**Data provided:**

╔══

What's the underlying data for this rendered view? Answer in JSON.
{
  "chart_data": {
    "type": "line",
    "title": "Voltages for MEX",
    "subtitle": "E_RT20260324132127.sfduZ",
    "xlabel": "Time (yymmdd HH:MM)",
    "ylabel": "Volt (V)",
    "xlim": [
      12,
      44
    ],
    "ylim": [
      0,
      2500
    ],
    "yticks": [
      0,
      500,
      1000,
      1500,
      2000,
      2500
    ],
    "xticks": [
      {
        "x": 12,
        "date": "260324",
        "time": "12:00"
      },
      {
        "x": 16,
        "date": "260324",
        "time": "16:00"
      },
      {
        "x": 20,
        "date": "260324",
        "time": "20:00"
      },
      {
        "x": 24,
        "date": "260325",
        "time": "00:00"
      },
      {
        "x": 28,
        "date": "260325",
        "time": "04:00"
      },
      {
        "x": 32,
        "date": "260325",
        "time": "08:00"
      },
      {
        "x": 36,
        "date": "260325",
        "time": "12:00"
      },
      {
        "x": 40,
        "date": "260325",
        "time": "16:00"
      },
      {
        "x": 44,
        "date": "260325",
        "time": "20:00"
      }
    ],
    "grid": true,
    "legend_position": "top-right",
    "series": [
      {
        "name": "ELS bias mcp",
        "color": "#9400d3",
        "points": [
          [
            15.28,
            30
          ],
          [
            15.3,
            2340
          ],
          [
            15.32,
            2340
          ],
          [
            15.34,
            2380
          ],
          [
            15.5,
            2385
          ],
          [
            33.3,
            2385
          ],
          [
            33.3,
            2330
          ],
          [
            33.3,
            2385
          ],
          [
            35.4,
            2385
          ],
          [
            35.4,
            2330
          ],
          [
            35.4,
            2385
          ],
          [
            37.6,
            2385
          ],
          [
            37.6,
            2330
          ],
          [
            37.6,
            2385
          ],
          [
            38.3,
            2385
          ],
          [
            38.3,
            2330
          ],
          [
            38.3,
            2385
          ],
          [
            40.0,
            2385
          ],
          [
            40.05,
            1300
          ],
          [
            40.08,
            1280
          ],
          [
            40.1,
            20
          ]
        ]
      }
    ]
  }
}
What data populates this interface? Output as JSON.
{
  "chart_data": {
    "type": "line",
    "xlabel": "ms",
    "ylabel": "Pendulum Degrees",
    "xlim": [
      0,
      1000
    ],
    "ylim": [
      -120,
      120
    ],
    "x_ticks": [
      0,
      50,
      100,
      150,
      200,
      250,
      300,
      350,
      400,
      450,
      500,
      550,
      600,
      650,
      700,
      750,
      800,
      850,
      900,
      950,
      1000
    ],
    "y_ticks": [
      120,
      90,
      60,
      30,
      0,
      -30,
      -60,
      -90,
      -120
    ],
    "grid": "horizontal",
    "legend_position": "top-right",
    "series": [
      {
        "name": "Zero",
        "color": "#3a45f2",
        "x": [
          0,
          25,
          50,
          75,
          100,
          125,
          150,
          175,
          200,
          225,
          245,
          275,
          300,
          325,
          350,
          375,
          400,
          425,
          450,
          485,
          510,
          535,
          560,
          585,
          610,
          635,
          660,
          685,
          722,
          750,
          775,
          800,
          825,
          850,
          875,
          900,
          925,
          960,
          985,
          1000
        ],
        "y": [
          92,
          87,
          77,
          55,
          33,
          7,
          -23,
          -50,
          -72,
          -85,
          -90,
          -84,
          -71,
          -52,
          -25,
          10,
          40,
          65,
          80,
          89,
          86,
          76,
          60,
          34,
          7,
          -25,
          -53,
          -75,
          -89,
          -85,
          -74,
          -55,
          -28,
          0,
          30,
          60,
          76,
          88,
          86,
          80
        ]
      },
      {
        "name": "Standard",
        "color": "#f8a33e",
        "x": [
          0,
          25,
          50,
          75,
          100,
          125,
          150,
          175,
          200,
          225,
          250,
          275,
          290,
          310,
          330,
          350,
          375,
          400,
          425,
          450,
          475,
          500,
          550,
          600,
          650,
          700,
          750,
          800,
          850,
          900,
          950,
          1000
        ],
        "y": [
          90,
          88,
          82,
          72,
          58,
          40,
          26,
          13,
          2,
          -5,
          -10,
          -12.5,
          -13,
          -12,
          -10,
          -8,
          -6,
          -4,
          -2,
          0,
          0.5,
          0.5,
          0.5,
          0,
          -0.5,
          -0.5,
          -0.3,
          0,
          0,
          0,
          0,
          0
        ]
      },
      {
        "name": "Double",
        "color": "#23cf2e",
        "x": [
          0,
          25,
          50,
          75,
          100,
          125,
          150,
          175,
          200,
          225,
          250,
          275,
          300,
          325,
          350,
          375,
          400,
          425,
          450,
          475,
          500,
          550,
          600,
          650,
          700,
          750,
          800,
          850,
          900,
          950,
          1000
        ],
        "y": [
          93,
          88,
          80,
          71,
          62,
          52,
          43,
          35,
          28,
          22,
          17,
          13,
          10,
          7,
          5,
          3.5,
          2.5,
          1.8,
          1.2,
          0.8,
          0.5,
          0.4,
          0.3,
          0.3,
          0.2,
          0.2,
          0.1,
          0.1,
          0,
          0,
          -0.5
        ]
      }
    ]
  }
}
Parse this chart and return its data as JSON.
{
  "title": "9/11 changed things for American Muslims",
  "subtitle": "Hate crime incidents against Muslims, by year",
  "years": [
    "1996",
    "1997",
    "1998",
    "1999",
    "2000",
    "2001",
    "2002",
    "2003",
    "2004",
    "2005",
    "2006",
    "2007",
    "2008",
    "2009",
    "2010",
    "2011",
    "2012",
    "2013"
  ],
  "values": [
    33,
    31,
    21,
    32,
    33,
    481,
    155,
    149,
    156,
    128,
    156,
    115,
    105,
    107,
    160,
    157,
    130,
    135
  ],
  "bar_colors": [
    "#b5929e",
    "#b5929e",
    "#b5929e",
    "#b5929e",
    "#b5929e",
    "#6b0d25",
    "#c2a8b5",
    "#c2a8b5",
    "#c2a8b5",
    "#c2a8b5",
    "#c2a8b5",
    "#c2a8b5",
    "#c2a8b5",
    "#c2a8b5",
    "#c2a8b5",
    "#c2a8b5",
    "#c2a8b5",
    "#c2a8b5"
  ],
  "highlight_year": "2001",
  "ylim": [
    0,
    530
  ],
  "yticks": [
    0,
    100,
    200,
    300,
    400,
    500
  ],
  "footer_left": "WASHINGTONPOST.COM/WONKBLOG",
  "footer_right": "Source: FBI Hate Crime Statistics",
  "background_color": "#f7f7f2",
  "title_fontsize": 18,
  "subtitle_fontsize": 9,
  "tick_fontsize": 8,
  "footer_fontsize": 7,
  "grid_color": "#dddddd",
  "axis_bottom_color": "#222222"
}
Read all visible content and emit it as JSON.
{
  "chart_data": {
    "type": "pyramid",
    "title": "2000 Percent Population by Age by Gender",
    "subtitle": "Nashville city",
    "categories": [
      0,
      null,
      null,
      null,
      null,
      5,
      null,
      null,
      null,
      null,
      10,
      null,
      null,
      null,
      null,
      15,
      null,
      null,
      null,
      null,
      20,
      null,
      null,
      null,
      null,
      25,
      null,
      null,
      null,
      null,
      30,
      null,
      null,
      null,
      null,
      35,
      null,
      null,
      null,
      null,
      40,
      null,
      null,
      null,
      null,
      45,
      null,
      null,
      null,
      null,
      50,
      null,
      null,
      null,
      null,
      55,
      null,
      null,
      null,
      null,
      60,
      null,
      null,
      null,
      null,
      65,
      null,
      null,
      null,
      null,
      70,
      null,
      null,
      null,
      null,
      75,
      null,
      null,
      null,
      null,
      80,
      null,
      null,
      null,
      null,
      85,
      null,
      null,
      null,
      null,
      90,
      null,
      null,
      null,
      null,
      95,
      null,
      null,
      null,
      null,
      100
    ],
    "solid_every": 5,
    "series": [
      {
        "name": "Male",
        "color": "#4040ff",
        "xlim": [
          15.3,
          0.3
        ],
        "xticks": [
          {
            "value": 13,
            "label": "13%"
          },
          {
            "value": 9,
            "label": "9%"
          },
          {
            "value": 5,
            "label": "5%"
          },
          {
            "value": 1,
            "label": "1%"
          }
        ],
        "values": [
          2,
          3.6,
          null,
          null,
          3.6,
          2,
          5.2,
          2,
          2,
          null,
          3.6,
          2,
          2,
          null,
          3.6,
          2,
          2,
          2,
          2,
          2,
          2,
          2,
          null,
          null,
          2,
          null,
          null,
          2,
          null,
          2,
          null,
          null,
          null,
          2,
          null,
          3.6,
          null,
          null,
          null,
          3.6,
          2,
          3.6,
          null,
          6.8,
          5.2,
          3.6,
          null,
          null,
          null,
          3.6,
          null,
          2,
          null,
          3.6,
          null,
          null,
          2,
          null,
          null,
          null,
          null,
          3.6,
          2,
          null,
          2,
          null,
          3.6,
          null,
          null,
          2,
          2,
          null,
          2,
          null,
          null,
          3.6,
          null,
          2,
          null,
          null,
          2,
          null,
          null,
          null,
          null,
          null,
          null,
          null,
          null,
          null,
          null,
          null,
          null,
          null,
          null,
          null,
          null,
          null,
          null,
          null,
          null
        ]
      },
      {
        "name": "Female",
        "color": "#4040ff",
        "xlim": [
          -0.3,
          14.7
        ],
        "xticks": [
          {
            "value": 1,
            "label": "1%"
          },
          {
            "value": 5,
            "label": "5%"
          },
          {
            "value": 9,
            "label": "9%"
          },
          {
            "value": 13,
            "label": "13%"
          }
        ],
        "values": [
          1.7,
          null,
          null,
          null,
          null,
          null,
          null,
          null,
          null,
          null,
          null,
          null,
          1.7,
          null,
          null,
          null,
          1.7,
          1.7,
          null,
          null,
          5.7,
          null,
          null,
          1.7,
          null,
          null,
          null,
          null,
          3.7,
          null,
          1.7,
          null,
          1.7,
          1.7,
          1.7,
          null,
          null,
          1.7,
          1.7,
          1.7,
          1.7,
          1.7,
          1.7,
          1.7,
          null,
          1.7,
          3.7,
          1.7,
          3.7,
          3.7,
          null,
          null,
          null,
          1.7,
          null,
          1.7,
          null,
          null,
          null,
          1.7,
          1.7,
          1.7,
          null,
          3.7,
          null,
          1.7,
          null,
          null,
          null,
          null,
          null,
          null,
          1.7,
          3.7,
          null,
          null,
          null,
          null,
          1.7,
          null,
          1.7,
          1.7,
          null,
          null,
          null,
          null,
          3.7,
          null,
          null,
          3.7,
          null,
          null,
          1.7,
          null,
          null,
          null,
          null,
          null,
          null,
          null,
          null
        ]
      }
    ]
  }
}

╚══

Ascertain the number of lines in the entries that include the word "name", and report only that number.

**Completed task:** 6